-- START --
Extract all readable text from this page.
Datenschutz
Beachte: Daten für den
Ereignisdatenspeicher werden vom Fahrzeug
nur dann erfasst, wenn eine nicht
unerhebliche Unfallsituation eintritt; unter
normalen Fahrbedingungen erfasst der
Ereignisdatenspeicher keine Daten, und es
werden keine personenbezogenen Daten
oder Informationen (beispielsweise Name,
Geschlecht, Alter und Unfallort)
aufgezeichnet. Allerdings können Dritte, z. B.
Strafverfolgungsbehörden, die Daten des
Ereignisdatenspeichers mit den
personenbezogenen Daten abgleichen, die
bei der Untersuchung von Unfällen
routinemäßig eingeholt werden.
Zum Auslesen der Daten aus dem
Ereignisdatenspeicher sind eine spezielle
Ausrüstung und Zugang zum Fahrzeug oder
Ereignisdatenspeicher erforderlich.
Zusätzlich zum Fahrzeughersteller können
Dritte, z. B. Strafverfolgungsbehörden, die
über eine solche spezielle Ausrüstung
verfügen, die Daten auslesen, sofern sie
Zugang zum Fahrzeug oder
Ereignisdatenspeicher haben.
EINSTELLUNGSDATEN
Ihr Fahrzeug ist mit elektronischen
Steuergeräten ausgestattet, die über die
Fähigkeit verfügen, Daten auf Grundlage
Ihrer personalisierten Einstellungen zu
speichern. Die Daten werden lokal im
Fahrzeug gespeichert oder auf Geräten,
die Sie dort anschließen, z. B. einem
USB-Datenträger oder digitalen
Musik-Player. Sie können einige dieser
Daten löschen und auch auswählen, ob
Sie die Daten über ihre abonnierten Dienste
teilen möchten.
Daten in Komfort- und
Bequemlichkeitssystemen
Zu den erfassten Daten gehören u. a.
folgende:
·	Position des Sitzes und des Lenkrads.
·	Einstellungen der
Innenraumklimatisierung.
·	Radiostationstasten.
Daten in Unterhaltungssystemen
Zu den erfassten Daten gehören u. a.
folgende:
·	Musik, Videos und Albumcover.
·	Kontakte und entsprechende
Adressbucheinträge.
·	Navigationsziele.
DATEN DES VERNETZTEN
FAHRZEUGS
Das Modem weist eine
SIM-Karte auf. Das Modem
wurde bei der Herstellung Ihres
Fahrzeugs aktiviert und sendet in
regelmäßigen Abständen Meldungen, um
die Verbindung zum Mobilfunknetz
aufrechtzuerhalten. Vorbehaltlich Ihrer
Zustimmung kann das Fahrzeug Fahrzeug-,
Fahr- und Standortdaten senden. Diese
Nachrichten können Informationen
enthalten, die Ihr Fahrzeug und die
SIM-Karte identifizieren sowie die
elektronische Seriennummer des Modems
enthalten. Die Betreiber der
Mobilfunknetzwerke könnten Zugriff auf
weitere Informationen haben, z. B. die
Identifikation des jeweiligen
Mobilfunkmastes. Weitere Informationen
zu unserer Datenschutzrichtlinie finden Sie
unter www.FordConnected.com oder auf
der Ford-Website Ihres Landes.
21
-- END --
**Stated goal**
Pick out and copy every line that contains the word "können".

**Final result**
aufgezeichnet. Allerdings können Dritte, z. B.
Zusätzlich zum Fahrzeughersteller können
Musik-Player. Sie können einige dieser
Nachrichten können Informationen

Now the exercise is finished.